----- Raw data -----

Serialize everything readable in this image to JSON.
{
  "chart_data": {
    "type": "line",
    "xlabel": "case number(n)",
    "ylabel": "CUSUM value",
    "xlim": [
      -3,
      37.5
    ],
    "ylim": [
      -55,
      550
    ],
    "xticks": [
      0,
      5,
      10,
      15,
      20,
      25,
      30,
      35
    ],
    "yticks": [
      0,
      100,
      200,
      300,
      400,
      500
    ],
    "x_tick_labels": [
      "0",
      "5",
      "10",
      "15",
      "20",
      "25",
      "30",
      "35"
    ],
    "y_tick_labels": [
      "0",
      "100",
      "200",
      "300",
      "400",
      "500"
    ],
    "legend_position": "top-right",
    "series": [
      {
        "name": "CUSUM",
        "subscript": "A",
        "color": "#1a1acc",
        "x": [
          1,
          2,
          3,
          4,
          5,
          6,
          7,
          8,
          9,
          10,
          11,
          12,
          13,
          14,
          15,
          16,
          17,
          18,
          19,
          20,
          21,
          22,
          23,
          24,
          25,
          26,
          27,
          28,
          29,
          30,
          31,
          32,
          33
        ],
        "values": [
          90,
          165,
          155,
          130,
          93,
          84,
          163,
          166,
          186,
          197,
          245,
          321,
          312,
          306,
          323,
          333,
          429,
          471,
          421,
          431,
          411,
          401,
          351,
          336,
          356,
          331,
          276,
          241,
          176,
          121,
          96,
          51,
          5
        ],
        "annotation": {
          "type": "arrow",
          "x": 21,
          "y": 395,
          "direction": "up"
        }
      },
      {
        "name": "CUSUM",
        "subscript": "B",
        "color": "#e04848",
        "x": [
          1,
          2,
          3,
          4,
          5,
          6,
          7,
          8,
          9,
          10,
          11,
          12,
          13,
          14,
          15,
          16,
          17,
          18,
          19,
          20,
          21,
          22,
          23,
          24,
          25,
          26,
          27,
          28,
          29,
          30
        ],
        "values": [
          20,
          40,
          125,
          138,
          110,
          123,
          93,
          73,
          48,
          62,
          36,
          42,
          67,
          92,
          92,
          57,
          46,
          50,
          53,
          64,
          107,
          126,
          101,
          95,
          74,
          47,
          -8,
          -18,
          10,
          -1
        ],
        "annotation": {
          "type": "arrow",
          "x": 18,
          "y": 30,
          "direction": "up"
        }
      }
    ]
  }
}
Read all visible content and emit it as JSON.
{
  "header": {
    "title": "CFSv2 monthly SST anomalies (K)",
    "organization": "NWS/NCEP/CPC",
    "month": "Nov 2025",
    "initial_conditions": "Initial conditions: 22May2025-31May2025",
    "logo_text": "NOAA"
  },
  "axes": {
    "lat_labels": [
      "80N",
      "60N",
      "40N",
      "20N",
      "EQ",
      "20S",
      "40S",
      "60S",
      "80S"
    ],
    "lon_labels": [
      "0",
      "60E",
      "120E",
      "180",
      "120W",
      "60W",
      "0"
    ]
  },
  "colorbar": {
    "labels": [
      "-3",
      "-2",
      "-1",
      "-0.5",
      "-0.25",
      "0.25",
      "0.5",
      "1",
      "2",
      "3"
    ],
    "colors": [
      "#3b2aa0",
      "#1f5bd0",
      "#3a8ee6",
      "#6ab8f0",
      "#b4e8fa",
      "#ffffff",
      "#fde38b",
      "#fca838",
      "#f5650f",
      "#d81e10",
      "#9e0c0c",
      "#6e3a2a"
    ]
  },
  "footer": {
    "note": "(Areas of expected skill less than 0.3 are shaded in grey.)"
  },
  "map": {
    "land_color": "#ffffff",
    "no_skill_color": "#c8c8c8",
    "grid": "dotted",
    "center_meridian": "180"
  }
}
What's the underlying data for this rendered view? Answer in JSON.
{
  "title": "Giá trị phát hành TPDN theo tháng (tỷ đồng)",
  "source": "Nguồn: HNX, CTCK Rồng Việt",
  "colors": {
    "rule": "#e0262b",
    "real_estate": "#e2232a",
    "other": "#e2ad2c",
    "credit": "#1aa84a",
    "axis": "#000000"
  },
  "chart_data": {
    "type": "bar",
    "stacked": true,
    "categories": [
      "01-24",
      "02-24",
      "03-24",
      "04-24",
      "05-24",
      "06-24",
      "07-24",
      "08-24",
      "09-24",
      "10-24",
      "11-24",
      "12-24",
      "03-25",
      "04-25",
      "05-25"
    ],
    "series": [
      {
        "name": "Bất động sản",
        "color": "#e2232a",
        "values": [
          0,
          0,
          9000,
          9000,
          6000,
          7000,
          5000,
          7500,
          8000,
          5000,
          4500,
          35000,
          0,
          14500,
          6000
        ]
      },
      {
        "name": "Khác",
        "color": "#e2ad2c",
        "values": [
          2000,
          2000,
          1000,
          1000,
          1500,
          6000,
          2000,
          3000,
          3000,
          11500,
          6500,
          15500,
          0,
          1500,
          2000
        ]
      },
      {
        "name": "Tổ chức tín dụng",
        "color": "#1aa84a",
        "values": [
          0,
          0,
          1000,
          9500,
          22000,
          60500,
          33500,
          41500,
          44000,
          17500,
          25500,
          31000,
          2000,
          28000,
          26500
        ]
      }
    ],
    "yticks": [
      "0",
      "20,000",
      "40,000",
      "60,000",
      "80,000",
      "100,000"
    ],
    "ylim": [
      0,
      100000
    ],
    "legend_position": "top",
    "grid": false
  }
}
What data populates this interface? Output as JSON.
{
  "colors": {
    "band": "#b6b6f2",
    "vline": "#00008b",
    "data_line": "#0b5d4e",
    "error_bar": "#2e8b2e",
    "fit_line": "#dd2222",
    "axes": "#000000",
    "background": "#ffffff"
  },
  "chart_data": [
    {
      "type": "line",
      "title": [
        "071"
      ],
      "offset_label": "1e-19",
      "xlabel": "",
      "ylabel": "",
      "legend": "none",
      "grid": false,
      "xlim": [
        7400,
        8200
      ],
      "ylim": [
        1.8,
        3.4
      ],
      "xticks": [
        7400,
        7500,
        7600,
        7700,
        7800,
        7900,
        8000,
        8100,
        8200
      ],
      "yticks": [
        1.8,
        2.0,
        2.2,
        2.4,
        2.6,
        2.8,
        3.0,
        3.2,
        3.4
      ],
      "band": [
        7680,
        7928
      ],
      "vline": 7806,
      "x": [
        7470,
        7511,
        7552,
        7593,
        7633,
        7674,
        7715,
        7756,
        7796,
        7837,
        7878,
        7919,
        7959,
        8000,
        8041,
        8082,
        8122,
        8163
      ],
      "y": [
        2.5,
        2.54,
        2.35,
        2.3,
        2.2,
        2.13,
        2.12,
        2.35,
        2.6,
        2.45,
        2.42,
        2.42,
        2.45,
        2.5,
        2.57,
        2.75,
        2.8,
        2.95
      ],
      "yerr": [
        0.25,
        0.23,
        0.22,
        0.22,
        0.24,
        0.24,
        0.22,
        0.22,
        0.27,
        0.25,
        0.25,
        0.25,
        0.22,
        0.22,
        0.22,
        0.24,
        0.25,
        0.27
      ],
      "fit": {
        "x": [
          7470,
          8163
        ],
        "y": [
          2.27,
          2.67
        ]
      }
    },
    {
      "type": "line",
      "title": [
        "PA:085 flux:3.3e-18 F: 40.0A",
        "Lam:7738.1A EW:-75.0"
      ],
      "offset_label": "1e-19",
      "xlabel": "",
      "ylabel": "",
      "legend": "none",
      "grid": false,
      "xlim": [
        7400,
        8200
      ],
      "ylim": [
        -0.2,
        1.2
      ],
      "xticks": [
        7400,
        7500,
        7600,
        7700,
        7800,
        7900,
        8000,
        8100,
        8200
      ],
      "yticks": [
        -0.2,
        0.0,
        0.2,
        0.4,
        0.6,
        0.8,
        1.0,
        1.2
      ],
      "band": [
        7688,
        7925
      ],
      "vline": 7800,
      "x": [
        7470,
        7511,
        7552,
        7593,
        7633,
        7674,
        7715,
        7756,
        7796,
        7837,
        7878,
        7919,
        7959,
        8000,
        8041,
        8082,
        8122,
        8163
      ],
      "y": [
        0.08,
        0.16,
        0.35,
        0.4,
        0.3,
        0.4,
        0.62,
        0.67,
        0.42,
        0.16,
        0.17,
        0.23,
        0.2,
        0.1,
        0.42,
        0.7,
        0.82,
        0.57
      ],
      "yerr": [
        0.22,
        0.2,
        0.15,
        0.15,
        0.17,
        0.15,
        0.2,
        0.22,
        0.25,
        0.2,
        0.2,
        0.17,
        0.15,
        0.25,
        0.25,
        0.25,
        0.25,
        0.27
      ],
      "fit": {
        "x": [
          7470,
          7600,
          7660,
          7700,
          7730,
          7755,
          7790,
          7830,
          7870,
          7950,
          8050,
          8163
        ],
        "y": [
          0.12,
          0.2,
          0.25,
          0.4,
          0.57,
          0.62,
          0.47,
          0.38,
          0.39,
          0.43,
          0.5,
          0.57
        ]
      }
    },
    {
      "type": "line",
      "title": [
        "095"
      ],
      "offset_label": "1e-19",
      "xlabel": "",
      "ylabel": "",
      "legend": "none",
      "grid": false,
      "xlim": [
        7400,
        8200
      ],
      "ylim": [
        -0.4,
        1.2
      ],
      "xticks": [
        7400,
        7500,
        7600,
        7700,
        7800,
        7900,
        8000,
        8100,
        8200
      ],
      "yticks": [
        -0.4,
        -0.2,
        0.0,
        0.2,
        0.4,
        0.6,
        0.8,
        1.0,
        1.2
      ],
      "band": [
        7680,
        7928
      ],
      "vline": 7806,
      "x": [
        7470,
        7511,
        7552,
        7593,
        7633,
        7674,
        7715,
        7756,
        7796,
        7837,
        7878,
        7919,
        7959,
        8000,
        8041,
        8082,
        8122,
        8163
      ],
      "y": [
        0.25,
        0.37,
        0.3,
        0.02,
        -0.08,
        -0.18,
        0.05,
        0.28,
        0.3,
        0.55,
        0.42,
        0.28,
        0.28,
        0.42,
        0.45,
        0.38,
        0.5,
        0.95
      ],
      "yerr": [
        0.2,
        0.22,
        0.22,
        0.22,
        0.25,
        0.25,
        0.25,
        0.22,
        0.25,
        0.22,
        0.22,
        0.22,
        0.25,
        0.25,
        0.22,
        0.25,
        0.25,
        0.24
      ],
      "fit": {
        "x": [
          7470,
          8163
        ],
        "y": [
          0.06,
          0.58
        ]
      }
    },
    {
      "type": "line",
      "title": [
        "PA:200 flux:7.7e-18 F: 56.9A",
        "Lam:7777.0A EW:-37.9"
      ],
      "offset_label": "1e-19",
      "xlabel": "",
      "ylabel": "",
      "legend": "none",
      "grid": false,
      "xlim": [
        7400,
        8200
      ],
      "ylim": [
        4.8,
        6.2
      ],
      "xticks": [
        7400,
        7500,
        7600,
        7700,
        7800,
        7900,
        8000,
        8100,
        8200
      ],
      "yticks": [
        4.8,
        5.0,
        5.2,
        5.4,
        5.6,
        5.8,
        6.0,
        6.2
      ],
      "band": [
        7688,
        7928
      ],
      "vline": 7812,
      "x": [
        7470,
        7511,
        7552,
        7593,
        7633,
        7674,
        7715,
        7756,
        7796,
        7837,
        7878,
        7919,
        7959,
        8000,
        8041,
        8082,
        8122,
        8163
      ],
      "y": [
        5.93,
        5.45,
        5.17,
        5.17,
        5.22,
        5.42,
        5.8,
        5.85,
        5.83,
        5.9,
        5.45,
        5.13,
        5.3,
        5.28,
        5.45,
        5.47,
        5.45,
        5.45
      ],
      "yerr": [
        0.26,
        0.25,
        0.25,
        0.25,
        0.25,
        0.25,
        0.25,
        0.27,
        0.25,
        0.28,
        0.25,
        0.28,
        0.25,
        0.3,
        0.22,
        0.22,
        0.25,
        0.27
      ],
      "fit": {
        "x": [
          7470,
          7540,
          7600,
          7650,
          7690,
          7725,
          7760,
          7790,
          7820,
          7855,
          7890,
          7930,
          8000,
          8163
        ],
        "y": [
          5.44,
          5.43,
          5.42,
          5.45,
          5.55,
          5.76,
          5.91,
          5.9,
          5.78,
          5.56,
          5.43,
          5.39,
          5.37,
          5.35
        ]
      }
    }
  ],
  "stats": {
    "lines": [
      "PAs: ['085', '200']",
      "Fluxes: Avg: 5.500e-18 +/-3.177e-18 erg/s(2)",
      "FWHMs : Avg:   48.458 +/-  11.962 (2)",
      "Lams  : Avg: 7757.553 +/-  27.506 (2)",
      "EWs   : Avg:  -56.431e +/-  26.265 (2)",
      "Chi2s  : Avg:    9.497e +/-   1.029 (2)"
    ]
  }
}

-----

The answer is one number: how many lines of the material above contain "JSON".

4